Given problem —
Filter these entries, keeping only lines that hold the word "Ministry".

Provided records —
[start]
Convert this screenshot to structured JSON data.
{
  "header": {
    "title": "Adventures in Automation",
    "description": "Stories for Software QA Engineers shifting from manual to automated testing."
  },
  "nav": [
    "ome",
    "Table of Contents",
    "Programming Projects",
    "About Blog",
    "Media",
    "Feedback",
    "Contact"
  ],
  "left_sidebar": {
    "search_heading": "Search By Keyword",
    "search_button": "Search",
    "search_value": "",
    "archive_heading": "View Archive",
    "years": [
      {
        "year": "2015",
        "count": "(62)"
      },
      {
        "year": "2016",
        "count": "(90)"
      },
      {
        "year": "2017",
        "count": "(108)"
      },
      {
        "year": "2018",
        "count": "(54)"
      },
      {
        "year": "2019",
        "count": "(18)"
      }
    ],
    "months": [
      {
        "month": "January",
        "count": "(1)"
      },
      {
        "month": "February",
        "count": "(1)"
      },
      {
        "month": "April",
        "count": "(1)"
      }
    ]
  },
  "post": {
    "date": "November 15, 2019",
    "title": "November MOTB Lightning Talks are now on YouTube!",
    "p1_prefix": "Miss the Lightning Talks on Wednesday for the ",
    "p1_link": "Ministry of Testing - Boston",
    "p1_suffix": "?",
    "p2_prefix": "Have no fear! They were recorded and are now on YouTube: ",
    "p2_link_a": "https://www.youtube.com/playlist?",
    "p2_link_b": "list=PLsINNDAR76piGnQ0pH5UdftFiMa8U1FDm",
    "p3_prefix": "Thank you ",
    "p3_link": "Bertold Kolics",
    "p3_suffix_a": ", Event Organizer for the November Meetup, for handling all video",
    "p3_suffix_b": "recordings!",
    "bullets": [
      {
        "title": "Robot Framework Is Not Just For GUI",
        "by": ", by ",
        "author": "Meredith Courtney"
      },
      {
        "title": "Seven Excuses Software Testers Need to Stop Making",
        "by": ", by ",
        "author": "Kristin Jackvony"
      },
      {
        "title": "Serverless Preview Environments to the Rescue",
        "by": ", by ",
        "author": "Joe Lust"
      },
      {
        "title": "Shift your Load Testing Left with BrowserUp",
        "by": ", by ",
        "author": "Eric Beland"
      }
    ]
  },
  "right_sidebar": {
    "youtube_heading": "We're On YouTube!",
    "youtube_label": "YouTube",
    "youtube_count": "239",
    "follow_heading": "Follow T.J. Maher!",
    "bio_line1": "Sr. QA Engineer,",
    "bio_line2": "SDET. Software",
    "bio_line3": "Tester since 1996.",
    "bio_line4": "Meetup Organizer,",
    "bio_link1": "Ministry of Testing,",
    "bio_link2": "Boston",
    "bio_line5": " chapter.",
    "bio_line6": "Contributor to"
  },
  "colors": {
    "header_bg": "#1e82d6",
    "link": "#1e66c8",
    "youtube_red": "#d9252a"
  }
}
[end]
Answer to the exercise —
    "p1_link": "Ministry of Testing - Boston",
    "bio_link1": "Ministry of Testing,",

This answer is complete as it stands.